Your instructions. Below are some records; reproduce every one of them exactly.

------

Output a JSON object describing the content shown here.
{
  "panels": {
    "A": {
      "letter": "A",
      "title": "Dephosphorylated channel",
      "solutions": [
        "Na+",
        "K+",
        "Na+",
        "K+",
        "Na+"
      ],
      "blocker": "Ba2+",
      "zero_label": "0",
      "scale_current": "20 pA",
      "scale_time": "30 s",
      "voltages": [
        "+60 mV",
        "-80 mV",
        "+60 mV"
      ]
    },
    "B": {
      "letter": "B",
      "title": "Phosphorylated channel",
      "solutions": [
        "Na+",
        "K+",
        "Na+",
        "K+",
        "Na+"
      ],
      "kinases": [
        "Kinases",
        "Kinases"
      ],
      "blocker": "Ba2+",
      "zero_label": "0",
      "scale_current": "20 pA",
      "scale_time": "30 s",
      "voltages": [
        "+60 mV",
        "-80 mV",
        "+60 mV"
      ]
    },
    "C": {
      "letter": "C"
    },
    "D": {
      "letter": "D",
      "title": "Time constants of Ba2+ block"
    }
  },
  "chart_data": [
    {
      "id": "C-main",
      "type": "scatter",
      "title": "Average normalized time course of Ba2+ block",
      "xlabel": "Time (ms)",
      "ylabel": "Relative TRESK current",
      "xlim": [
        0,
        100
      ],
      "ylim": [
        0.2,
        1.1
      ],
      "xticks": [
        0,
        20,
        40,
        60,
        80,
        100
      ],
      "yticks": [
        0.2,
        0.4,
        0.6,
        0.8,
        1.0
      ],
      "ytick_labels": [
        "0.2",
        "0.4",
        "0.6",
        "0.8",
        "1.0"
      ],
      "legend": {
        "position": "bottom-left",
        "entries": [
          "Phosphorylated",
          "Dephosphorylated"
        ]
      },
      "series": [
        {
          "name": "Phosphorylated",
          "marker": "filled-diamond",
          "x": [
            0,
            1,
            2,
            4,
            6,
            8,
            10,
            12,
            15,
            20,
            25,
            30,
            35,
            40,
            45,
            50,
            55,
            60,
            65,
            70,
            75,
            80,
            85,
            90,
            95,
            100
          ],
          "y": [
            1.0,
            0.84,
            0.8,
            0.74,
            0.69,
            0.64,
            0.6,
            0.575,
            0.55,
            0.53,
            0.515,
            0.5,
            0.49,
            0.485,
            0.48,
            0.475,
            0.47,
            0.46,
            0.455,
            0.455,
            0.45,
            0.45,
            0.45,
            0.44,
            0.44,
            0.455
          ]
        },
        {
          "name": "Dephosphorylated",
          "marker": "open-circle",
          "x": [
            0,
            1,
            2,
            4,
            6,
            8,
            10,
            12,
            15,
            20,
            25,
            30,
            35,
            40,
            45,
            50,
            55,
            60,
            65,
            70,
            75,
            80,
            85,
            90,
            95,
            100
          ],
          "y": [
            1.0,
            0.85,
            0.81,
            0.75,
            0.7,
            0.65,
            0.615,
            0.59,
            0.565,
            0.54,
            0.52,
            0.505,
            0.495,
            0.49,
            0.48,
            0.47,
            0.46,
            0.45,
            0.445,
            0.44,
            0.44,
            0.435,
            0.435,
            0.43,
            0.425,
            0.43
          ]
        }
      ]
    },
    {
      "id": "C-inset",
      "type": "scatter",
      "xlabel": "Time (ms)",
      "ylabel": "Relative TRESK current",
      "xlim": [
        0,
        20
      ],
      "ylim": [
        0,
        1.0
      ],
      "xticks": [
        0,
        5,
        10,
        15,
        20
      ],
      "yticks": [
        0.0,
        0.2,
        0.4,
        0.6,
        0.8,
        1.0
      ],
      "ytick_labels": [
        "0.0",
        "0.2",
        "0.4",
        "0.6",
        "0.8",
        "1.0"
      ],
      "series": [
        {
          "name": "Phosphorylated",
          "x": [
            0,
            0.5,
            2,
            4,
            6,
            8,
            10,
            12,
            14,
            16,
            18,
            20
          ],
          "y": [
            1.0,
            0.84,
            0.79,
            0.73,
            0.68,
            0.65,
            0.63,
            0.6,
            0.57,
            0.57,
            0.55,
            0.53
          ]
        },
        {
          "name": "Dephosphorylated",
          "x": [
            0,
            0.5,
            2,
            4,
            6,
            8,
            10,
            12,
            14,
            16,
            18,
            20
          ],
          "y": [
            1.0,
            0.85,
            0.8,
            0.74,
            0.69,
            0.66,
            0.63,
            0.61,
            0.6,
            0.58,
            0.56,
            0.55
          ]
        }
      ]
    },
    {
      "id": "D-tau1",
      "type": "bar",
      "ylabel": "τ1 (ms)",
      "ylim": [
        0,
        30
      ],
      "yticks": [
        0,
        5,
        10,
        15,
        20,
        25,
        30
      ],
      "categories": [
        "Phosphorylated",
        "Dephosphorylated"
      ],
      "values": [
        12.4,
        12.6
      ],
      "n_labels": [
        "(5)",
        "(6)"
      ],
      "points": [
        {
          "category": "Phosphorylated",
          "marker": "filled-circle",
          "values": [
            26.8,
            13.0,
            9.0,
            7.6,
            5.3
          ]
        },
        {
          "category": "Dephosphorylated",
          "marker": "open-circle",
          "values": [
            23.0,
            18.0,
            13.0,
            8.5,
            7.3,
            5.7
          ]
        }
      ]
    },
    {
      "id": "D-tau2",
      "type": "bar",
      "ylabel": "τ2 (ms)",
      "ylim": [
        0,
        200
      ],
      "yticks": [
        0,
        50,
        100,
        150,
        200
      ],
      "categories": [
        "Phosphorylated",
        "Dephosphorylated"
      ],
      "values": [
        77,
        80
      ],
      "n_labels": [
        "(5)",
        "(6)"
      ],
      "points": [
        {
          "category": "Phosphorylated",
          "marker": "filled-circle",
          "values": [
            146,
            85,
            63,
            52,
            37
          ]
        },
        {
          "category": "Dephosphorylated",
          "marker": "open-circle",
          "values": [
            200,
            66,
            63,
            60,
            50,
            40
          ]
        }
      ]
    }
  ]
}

------

Exercise result.
Output a JSON object describing the content shown here.
{
  "panels": {
    "A": {
      "letter": "A",
      "title": "Dephosphorylated channel",
      "solutions": [
        "Na+",
        "K+",
        "Na+",
        "K+",
        "Na+"
      ],
      "blocker": "Ba2+",
      "zero_label": "0",
      "scale_current": "20 pA",
      "scale_time": "30 s",
      "voltages": [
        "+60 mV",
        "-80 mV",
        "+60 mV"
      ]
    },
    "B": {
      "letter": "B",
      "title": "Phosphorylated channel",
      "solutions": [
        "Na+",
        "K+",
        "Na+",
        "K+",
        "Na+"
      ],
      "kinases": [
        "Kinases",
        "Kinases"
      ],
      "blocker": "Ba2+",
      "zero_label": "0",
      "scale_current": "20 pA",
      "scale_time": "30 s",
      "voltages": [
        "+60 mV",
        "-80 mV",
        "+60 mV"
      ]
    },
    "C": {
      "letter": "C"
    },
    "D": {
      "letter": "D",
      "title": "Time constants of Ba2+ block"
    }
  },
  "chart_data": [
    {
      "id": "C-main",
      "type": "scatter",
      "title": "Average normalized time course of Ba2+ block",
      "xlabel": "Time (ms)",
      "ylabel": "Relative TRESK current",
      "xlim": [
        0,
        100
      ],
      "ylim": [
        0.2,
        1.1
      ],
      "xticks": [
        0,
        20,
        40,
        60,
        80,
        100
      ],
      "yticks": [
        0.2,
        0.4,
        0.6,
        0.8,
        1.0
      ],
      "ytick_labels": [
        "0.2",
        "0.4",
        "0.6",
        "0.8",
        "1.0"
      ],
      "legend": {
        "position": "bottom-left",
        "entries": [
          "Phosphorylated",
          "Dephosphorylated"
        ]
      },
      "series": [
        {
          "name": "Phosphorylated",
          "marker": "filled-diamond",
          "x": [
            0,
            1,
            2,
            4,
            6,
            8,
            10,
            12,
            15,
            20,
            25,
            30,
            35,
            40,
            45,
            50,
            55,
            60,
            65,
            70,
            75,
            80,
            85,
            90,
            95,
            100
          ],
          "y": [
            1.0,
            0.84,
            0.8,
            0.74,
            0.69,
            0.64,
            0.6,
            0.575,
            0.55,
            0.53,
            0.515,
            0.5,
            0.49,
            0.485,
            0.48,
            0.475,
            0.47,
            0.46,
            0.455,
            0.455,
            0.45,
            0.45,
            0.45,
            0.44,
            0.44,
            0.455
          ]
        },
        {
          "name": "Dephosphorylated",
          "marker": "open-circle",
          "x": [
            0,
            1,
            2,
            4,
            6,
            8,
            10,
            12,
            15,
            20,
            25,
            30,
            35,
            40,
            45,
            50,
            55,
            60,
            65,
            70,
            75,
            80,
            85,
            90,
            95,
            100
          ],
          "y": [
            1.0,
            0.85,
            0.81,
            0.75,
            0.7,
            0.65,
            0.615,
            0.59,
            0.565,
            0.54,
            0.52,
            0.505,
            0.495,
            0.49,
            0.48,
            0.47,
            0.46,
            0.45,
            0.445,
            0.44,
            0.44,
            0.435,
            0.435,
            0.43,
            0.425,
            0.43
          ]
        }
      ]
    },
    {
      "id": "C-inset",
      "type": "scatter",
      "xlabel": "Time (ms)",
      "ylabel": "Relative TRESK current",
      "xlim": [
        0,
        20
      ],
      "ylim": [
        0,
        1.0
      ],
      "xticks": [
        0,
        5,
        10,
        15,
        20
      ],
      "yticks": [
        0.0,
        0.2,
        0.4,
        0.6,
        0.8,
        1.0
      ],
      "ytick_labels": [
        "0.0",
        "0.2",
        "0.4",
        "0.6",
        "0.8",
        "1.0"
      ],
      "series": [
        {
          "name": "Phosphorylated",
          "x": [
            0,
            0.5,
            2,
            4,
            6,
            8,
            10,
            12,
            14,
            16,
            18,
            20
          ],
          "y": [
            1.0,
            0.84,
            0.79,
            0.73,
            0.68,
            0.65,
            0.63,
            0.6,
            0.57,
            0.57,
            0.55,
            0.53
          ]
        },
        {
          "name": "Dephosphorylated",
          "x": [
            0,
            0.5,
            2,
            4,
            6,
            8,
            10,
            12,
            14,
            16,
            18,
            20
          ],
          "y": [
            1.0,
            0.85,
            0.8,
            0.74,
            0.69,
            0.66,
            0.63,
            0.61,
            0.6,
            0.58,
            0.56,
            0.55
          ]
        }
      ]
    },
    {
      "id": "D-tau1",
      "type": "bar",
      "ylabel": "τ1 (ms)",
      "ylim": [
        0,
        30
      ],
      "yticks": [
        0,
        5,
        10,
        15,
        20,
        25,
        30
      ],
      "categories": [
        "Phosphorylated",
        "Dephosphorylated"
      ],
      "values": [
        12.4,
        12.6
      ],
      "n_labels": [
        "(5)",
        "(6)"
      ],
      "points": [
        {
          "category": "Phosphorylated",
          "marker": "filled-circle",
          "values": [
            26.8,
            13.0,
            9.0,
            7.6,
            5.3
          ]
        },
        {
          "category": "Dephosphorylated",
          "marker": "open-circle",
          "values": [
            23.0,
            18.0,
            13.0,
            8.5,
            7.3,
            5.7
          ]
        }
      ]
    },
    {
      "id": "D-tau2",
      "type": "bar",
      "ylabel": "τ2 (ms)",
      "ylim": [
        0,
        200
      ],
      "yticks": [
        0,
        50,
        100,
        150,
        200
      ],
      "categories": [
        "Phosphorylated",
        "Dephosphorylated"
      ],
      "values": [
        77,
        80
      ],
      "n_labels": [
        "(5)",
        "(6)"
      ],
      "points": [
        {
          "category": "Phosphorylated",
          "marker": "filled-circle",
          "values": [
            146,
            85,
            63,
            52,
            37
          ]
        },
        {
          "category": "Dephosphorylated",
          "marker": "open-circle",
          "values": [
            200,
            66,
            63,
            60,
            50,
            40
          ]
        }
      ]
    }
  ]
}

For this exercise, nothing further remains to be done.